= Your objective =
Reproduce all records exactly.

= Data in this exercise =
* * *

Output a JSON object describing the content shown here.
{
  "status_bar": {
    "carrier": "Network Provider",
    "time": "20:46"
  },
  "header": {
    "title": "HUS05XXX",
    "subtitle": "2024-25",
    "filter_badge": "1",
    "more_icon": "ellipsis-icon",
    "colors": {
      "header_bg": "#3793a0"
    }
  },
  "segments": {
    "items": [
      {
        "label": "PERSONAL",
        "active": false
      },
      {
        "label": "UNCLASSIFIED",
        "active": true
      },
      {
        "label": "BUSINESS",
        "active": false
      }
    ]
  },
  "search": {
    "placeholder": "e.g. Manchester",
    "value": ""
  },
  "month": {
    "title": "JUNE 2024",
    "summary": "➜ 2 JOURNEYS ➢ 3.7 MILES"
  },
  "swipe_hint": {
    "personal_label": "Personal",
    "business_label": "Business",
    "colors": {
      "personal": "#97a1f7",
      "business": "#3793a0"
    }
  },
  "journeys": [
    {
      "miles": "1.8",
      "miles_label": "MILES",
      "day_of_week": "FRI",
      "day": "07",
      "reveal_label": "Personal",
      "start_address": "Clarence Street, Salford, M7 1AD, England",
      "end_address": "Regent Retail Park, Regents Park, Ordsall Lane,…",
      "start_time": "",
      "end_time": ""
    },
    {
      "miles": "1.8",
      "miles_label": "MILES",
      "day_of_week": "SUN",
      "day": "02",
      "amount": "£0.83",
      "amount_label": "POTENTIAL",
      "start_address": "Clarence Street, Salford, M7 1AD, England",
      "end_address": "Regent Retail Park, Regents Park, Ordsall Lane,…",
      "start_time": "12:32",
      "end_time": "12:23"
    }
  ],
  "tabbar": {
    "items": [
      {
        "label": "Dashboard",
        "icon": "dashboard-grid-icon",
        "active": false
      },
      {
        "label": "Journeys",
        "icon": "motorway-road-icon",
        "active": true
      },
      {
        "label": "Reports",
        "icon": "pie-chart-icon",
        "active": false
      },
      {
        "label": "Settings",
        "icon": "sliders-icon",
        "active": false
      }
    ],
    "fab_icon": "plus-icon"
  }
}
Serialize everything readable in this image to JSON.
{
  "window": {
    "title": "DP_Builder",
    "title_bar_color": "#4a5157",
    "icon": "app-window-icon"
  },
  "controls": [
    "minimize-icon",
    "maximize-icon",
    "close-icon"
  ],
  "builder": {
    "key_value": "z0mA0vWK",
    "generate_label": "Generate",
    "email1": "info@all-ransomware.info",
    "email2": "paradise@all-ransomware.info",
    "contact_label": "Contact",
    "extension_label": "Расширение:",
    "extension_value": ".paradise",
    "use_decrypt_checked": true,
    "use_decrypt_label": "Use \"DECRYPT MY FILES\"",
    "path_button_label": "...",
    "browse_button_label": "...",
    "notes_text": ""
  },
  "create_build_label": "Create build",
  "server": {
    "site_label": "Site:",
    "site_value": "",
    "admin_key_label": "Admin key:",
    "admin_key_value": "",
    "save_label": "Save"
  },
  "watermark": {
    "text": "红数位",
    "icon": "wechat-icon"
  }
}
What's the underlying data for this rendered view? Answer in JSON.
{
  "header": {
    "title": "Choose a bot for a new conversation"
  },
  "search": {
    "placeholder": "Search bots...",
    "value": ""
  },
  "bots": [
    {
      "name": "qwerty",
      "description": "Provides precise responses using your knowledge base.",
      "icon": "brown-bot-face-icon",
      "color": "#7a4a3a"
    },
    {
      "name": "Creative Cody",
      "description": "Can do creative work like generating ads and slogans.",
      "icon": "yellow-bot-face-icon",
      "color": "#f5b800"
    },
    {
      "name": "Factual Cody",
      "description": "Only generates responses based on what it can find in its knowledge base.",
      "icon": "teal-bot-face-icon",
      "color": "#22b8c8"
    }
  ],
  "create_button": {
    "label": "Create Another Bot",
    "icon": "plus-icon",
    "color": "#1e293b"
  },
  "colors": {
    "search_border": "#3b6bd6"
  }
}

* * *

= Completed task =
Output a JSON object describing the content shown here.
{
  "status_bar": {
    "carrier": "Network Provider",
    "time": "20:46"
  },
  "header": {
    "title": "HUS05XXX",
    "subtitle": "2024-25",
    "filter_badge": "1",
    "more_icon": "ellipsis-icon",
    "colors": {
      "header_bg": "#3793a0"
    }
  },
  "segments": {
    "items": [
      {
        "label": "PERSONAL",
        "active": false
      },
      {
        "label": "UNCLASSIFIED",
        "active": true
      },
      {
        "label": "BUSINESS",
        "active": false
      }
    ]
  },
  "search": {
    "placeholder": "e.g. Manchester",
    "value": ""
  },
  "month": {
    "title": "JUNE 2024",
    "summary": "➜ 2 JOURNEYS ➢ 3.7 MILES"
  },
  "swipe_hint": {
    "personal_label": "Personal",
    "business_label": "Business",
    "colors": {
      "personal": "#97a1f7",
      "business": "#3793a0"
    }
  },
  "journeys": [
    {
      "miles": "1.8",
      "miles_label": "MILES",
      "day_of_week": "FRI",
      "day": "07",
      "reveal_label": "Personal",
      "start_address": "Clarence Street, Salford, M7 1AD, England",
      "end_address": "Regent Retail Park, Regents Park, Ordsall Lane,…",
      "start_time": "",
      "end_time": ""
    },
    {
      "miles": "1.8",
      "miles_label": "MILES",
      "day_of_week": "SUN",
      "day": "02",
      "amount": "£0.83",
      "amount_label": "POTENTIAL",
      "start_address": "Clarence Street, Salford, M7 1AD, England",
      "end_address": "Regent Retail Park, Regents Park, Ordsall Lane,…",
      "start_time": "12:32",
      "end_time": "12:23"
    }
  ],
  "tabbar": {
    "items": [
      {
        "label": "Dashboard",
        "icon": "dashboard-grid-icon",
        "active": false
      },
      {
        "label": "Journeys",
        "icon": "motorway-road-icon",
        "active": true
      },
      {
        "label": "Reports",
        "icon": "pie-chart-icon",
        "active": false
      },
      {
        "label": "Settings",
        "icon": "sliders-icon",
        "active": false
      }
    ],
    "fab_icon": "plus-icon"
  }
}
Serialize everything readable in this image to JSON.
{
  "window": {
    "title": "DP_Builder",
    "title_bar_color": "#4a5157",
    "icon": "app-window-icon"
  },
  "controls": [
    "minimize-icon",
    "maximize-icon",
    "close-icon"
  ],
  "builder": {
    "key_value": "z0mA0vWK",
    "generate_label": "Generate",
    "email1": "info@all-ransomware.info",
    "email2": "paradise@all-ransomware.info",
    "contact_label": "Contact",
    "extension_label": "Расширение:",
    "extension_value": ".paradise",
    "use_decrypt_checked": true,
    "use_decrypt_label": "Use \"DECRYPT MY FILES\"",
    "path_button_label": "...",
    "browse_button_label": "...",
    "notes_text": ""
  },
  "create_build_label": "Create build",
  "server": {
    "site_label": "Site:",
    "site_value": "",
    "admin_key_label": "Admin key:",
    "admin_key_value": "",
    "save_label": "Save"
  },
  "watermark": {
    "text": "红数位",
    "icon": "wechat-icon"
  }
}
What's the underlying data for this rendered view? Answer in JSON.
{
  "header": {
    "title": "Choose a bot for a new conversation"
  },
  "search": {
    "placeholder": "Search bots...",
    "value": ""
  },
  "bots": [
    {
      "name": "qwerty",
      "description": "Provides precise responses using your knowledge base.",
      "icon": "brown-bot-face-icon",
      "color": "#7a4a3a"
    },
    {
      "name": "Creative Cody",
      "description": "Can do creative work like generating ads and slogans.",
      "icon": "yellow-bot-face-icon",
      "color": "#f5b800"
    },
    {
      "name": "Factual Cody",
      "description": "Only generates responses based on what it can find in its knowledge base.",
      "icon": "teal-bot-face-icon",
      "color": "#22b8c8"
    }
  ],
  "create_button": {
    "label": "Create Another Bot",
    "icon": "plus-icon",
    "color": "#1e293b"
  },
  "colors": {
    "search_border": "#3b6bd6"
  }
}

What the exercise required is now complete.